Your goal: Gather up the lines with the word "Good" in them.

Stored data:
■ ■ ■ ■

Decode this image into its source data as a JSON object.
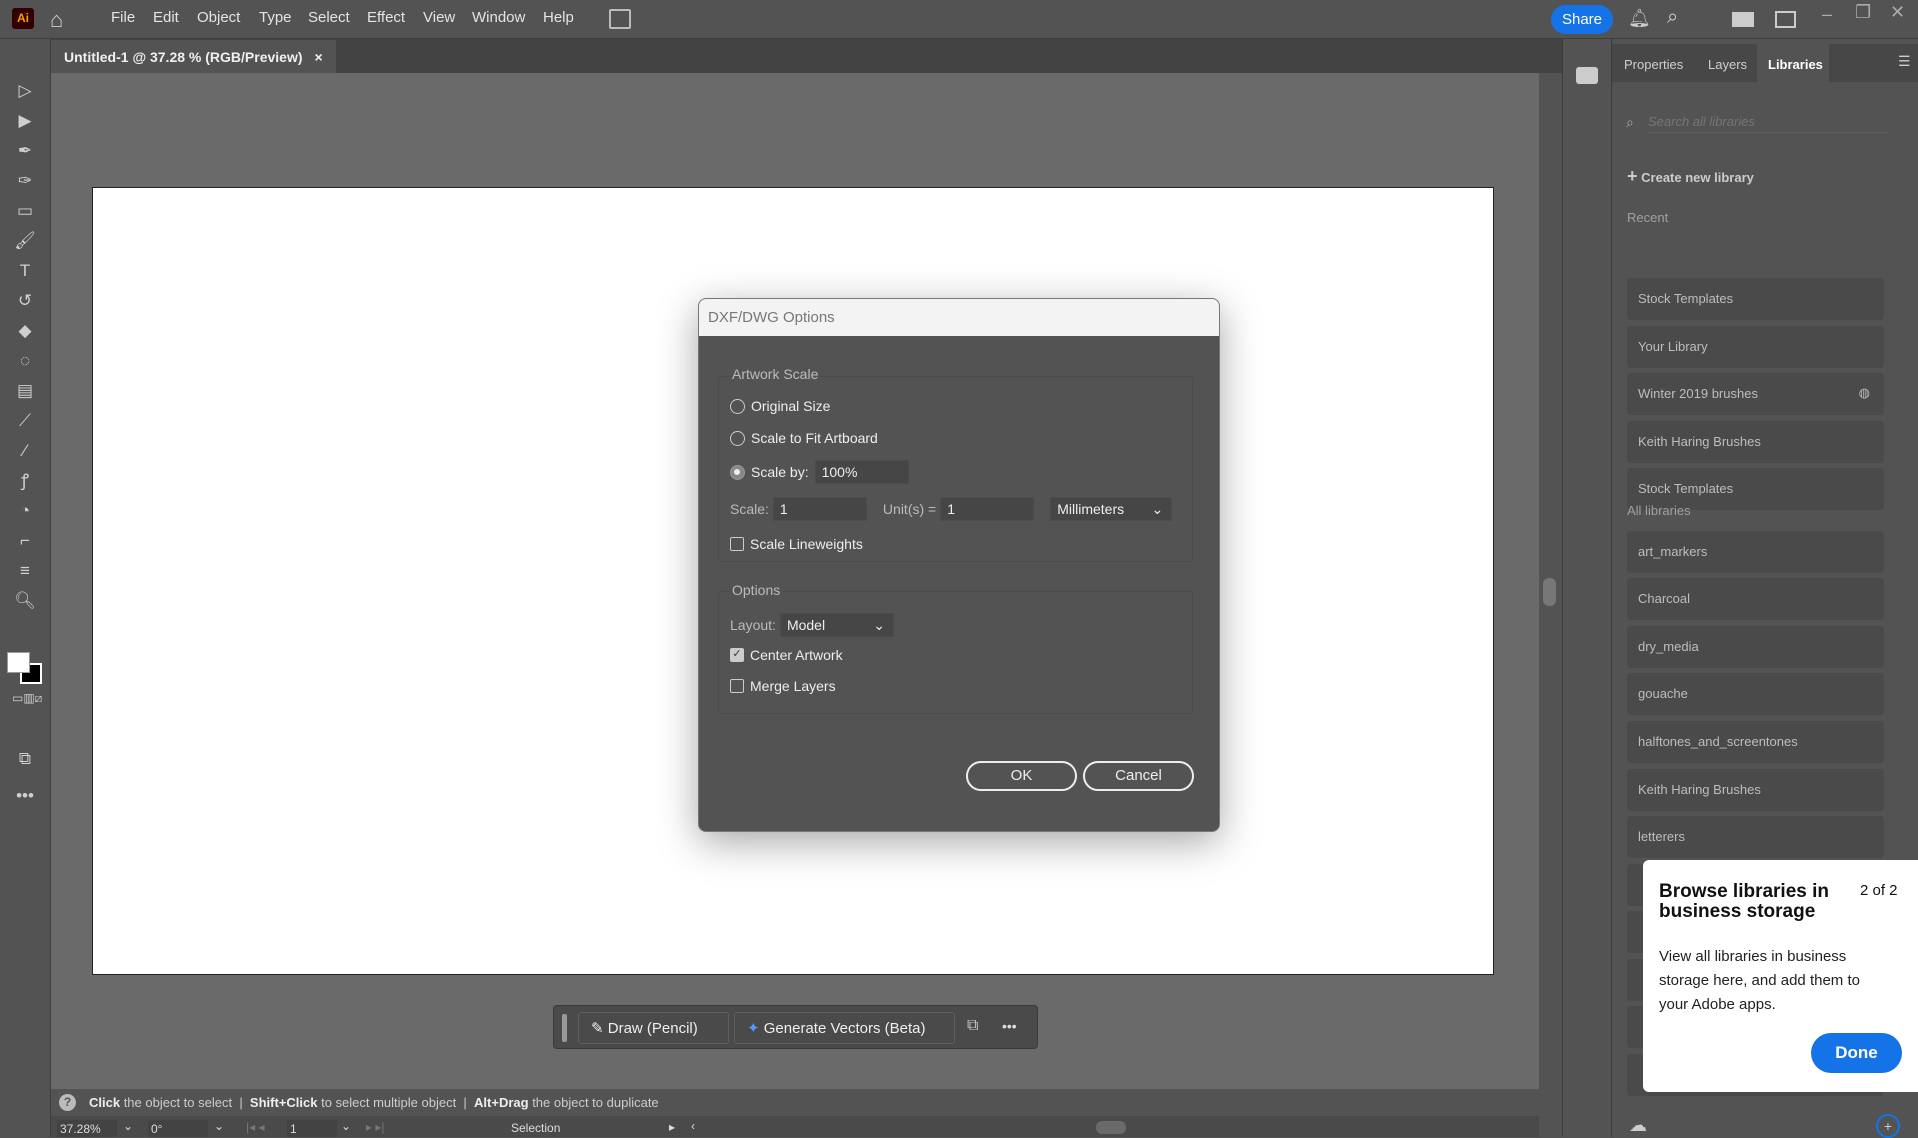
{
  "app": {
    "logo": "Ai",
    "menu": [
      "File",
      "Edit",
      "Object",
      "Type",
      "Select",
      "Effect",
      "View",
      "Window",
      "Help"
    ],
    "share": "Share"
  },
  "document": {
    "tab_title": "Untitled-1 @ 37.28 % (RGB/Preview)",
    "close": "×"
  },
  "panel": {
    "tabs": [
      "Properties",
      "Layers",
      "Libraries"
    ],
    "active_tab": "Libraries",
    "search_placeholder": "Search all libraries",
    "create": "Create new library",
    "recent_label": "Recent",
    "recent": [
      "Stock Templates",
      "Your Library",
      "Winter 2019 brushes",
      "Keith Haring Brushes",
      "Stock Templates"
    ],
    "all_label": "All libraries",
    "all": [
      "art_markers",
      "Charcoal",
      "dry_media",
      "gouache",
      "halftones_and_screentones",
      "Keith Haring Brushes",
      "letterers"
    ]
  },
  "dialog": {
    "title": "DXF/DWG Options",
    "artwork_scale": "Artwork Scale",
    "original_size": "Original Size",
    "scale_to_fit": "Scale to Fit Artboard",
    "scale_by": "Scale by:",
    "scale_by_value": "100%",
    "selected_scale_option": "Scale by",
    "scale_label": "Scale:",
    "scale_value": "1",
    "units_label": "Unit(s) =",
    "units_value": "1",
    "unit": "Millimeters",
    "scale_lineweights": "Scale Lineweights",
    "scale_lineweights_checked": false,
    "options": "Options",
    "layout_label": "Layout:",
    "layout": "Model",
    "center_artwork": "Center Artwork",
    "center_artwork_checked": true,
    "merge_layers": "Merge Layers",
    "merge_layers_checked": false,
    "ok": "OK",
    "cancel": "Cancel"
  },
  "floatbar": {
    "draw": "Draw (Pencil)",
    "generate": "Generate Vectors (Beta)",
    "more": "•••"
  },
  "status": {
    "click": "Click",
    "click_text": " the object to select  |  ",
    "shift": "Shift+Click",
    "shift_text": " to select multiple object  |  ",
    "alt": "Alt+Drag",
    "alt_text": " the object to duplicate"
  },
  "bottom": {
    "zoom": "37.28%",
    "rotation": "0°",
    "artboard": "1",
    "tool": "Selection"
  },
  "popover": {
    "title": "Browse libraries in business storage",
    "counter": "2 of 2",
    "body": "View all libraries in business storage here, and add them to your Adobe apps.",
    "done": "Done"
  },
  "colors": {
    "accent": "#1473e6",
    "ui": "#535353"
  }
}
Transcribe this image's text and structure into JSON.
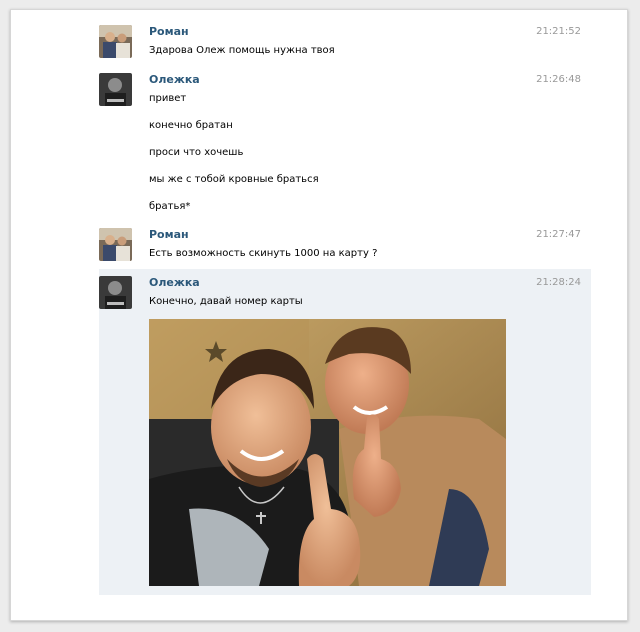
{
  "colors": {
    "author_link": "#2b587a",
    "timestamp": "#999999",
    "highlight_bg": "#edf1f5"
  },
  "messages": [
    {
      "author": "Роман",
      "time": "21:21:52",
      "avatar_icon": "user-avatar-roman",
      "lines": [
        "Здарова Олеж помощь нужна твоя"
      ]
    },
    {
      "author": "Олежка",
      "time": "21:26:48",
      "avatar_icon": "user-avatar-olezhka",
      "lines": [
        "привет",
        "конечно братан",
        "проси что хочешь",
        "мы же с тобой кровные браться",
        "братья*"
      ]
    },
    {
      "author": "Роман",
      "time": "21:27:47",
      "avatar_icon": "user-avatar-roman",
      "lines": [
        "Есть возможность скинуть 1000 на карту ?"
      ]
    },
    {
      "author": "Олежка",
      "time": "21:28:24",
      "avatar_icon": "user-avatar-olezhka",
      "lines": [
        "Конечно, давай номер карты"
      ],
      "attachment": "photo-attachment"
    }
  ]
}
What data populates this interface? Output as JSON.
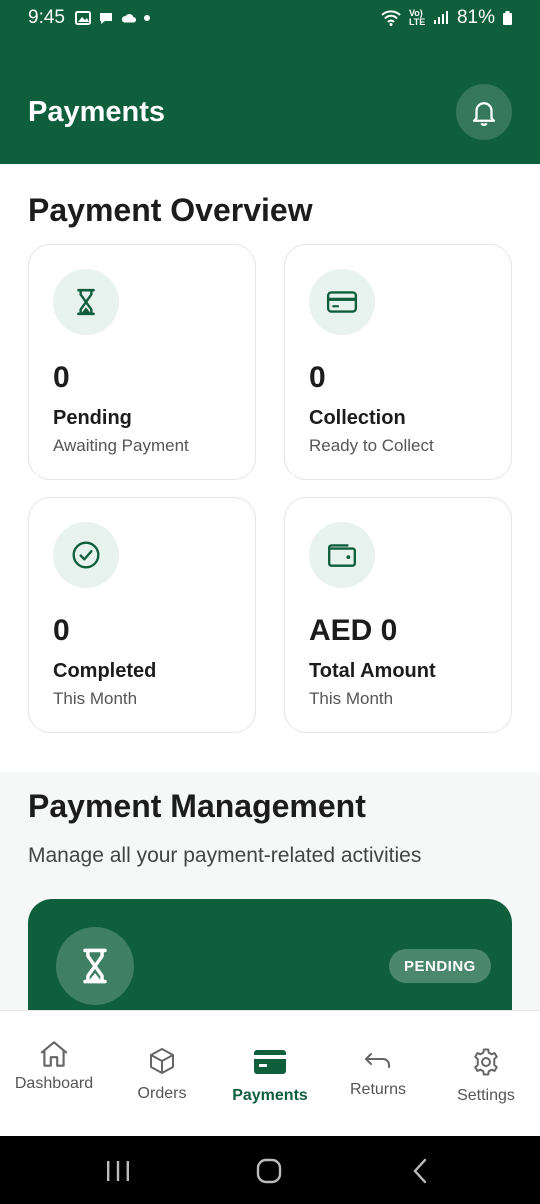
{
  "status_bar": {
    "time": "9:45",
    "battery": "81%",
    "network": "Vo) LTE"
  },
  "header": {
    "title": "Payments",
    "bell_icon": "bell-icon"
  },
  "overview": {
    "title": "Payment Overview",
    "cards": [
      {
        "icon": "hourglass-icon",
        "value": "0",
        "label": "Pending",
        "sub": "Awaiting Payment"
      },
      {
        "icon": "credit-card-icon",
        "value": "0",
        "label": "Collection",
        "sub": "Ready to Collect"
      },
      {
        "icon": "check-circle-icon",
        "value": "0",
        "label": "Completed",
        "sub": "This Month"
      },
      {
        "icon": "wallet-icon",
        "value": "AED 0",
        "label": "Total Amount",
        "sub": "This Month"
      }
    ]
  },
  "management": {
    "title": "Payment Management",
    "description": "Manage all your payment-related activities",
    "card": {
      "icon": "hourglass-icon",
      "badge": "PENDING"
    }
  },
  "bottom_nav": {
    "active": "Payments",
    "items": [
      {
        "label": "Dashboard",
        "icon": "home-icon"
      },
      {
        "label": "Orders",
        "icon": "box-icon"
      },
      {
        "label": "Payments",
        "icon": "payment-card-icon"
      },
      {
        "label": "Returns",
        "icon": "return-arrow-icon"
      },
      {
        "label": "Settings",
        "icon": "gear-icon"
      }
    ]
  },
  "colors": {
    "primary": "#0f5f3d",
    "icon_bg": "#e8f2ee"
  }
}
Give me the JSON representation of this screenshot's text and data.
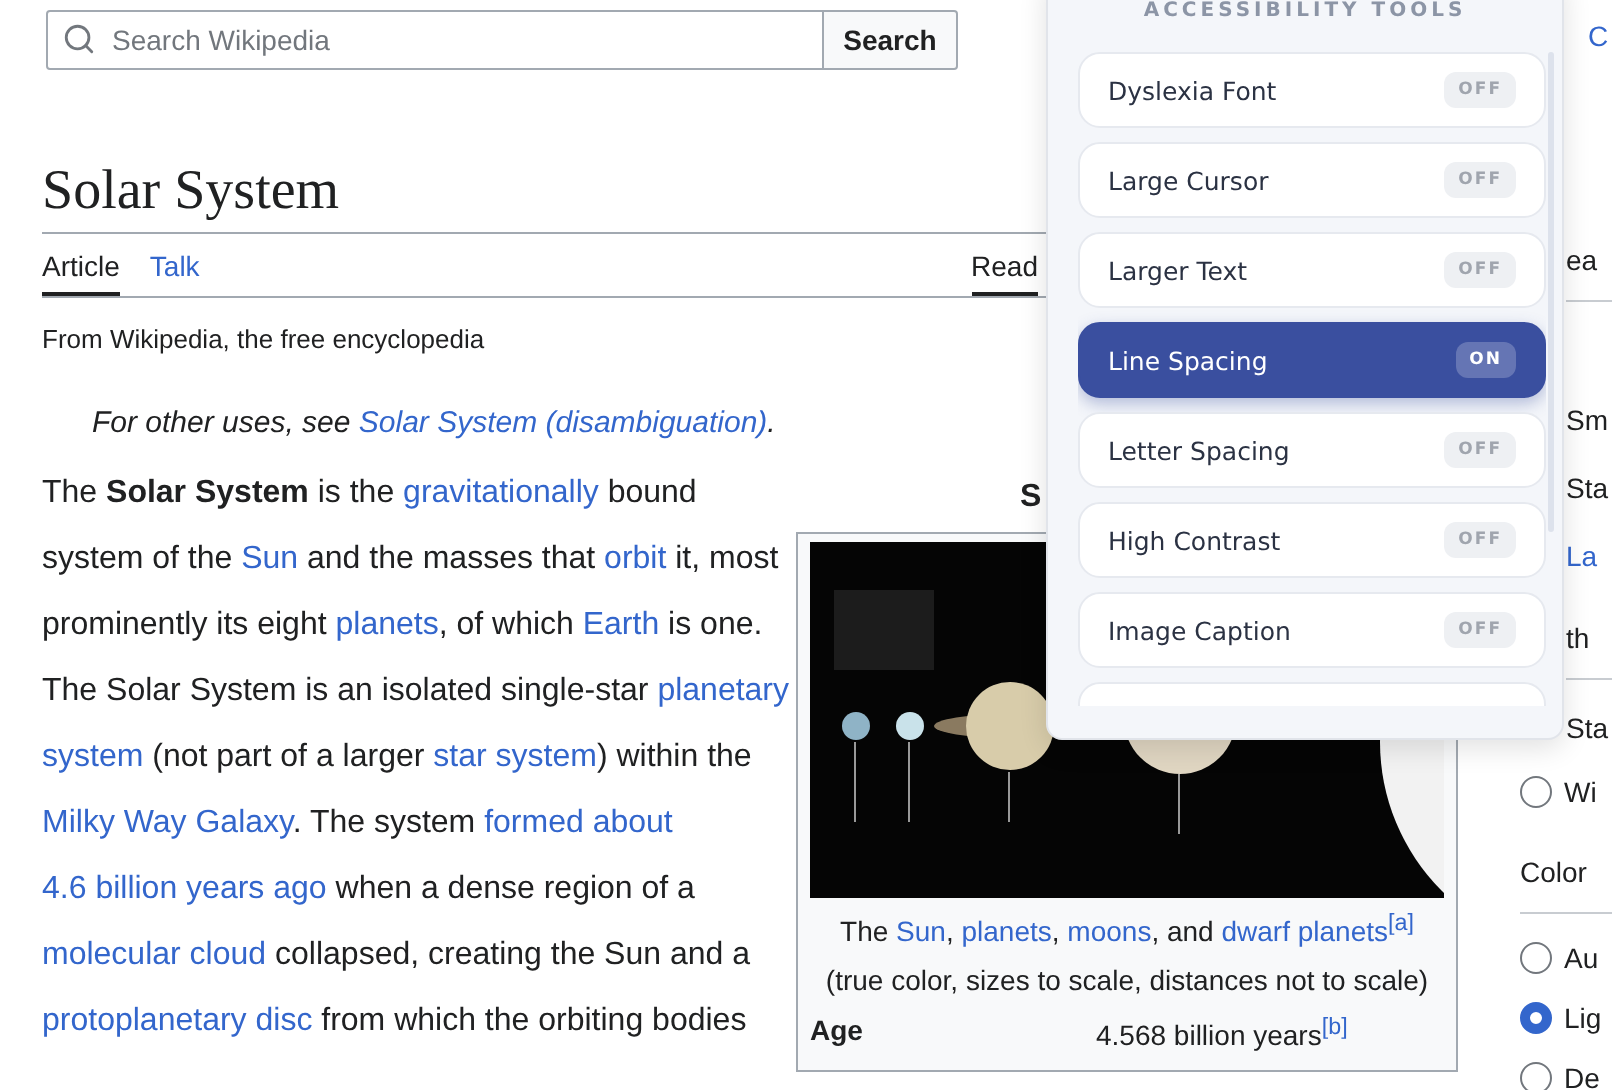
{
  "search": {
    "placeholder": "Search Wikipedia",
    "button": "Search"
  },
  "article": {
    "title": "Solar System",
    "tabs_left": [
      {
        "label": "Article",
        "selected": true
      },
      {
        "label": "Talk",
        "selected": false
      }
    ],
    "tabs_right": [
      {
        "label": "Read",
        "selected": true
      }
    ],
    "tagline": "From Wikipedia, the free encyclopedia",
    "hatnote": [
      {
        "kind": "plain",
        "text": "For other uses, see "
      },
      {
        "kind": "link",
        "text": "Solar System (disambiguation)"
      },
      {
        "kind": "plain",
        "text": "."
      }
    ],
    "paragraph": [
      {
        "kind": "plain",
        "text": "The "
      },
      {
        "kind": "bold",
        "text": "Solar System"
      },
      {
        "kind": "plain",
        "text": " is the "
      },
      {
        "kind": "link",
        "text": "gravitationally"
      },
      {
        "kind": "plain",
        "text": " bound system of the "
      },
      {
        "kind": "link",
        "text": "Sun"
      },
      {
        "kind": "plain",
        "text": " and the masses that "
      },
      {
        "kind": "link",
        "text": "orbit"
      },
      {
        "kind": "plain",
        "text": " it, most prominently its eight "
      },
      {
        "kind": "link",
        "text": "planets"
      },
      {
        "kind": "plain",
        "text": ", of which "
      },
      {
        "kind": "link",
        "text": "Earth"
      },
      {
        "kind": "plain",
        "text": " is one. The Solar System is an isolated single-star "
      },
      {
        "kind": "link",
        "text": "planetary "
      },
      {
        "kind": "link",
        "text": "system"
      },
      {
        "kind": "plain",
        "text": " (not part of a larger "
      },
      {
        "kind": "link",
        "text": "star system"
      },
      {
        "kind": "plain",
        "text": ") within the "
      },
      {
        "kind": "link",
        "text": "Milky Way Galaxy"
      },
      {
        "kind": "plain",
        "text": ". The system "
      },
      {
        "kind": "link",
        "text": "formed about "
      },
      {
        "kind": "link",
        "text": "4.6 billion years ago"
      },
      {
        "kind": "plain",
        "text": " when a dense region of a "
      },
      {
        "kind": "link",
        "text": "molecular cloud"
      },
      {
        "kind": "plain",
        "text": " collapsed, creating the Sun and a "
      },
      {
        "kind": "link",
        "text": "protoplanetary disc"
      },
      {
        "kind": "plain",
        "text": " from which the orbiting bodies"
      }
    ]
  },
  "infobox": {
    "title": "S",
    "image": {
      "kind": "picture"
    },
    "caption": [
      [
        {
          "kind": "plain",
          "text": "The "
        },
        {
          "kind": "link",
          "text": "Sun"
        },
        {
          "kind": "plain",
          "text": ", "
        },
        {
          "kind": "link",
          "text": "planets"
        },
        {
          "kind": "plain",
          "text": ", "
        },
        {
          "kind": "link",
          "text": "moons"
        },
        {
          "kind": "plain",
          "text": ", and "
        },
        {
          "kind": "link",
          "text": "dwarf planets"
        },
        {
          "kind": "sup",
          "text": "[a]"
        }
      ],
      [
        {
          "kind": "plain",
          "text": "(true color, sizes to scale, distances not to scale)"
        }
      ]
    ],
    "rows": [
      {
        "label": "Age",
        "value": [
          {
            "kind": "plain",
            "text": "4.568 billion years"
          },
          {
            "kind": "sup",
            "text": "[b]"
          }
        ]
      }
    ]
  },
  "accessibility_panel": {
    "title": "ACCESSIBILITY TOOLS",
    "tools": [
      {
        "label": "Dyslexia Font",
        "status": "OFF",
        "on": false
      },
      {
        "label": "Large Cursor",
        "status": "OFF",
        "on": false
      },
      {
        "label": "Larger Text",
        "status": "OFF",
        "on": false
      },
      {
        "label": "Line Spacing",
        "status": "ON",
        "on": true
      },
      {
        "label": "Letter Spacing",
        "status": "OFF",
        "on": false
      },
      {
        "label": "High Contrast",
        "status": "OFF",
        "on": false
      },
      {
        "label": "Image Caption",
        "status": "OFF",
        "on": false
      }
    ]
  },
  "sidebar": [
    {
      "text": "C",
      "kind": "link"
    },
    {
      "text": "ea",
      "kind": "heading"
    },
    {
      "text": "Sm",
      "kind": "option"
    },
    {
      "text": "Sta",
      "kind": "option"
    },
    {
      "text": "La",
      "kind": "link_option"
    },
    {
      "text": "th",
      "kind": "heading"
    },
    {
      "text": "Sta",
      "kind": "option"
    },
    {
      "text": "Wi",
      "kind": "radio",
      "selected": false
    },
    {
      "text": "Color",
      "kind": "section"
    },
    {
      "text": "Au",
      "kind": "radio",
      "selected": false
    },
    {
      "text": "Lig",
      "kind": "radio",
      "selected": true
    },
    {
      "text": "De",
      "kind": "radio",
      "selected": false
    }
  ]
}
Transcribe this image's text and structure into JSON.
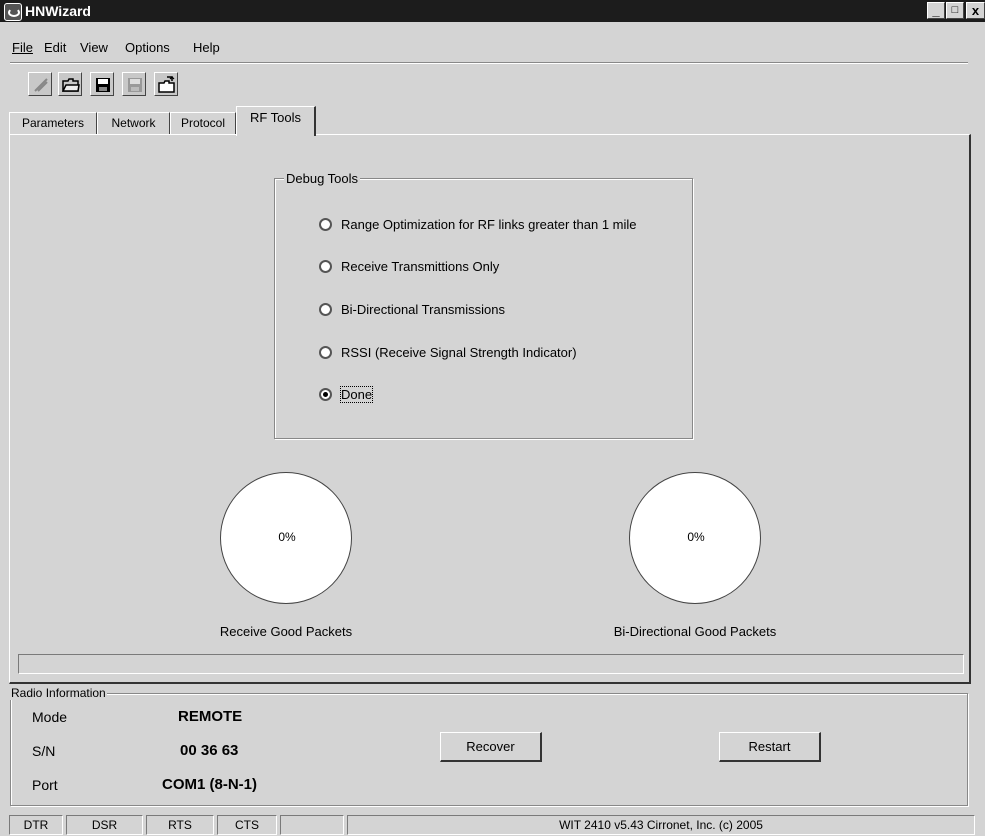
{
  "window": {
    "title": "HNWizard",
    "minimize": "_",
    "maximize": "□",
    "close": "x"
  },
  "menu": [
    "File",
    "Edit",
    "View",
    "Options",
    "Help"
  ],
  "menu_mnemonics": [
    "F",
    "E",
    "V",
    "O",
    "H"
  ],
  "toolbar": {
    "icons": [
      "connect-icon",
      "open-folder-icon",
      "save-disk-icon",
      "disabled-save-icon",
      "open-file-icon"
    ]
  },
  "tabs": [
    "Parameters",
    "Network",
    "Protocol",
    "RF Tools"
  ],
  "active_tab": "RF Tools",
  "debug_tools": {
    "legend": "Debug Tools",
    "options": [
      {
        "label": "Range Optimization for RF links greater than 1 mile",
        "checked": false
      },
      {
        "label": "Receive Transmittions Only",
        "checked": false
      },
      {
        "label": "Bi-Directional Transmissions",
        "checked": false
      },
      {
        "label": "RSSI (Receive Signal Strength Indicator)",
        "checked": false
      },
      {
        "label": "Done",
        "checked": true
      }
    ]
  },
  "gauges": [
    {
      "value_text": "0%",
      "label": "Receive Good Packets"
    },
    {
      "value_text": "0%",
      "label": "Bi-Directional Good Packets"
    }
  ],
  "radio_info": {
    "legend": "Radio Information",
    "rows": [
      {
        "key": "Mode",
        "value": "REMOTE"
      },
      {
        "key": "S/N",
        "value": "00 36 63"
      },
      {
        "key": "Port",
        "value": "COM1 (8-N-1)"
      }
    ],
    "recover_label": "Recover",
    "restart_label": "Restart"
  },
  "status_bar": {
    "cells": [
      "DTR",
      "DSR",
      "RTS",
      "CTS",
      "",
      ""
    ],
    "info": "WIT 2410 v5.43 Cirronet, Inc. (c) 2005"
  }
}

■ ■ ■ ■

Correct response:
      "label": "Receive Good Packets"
      "label": "Bi-Directional Good Packets"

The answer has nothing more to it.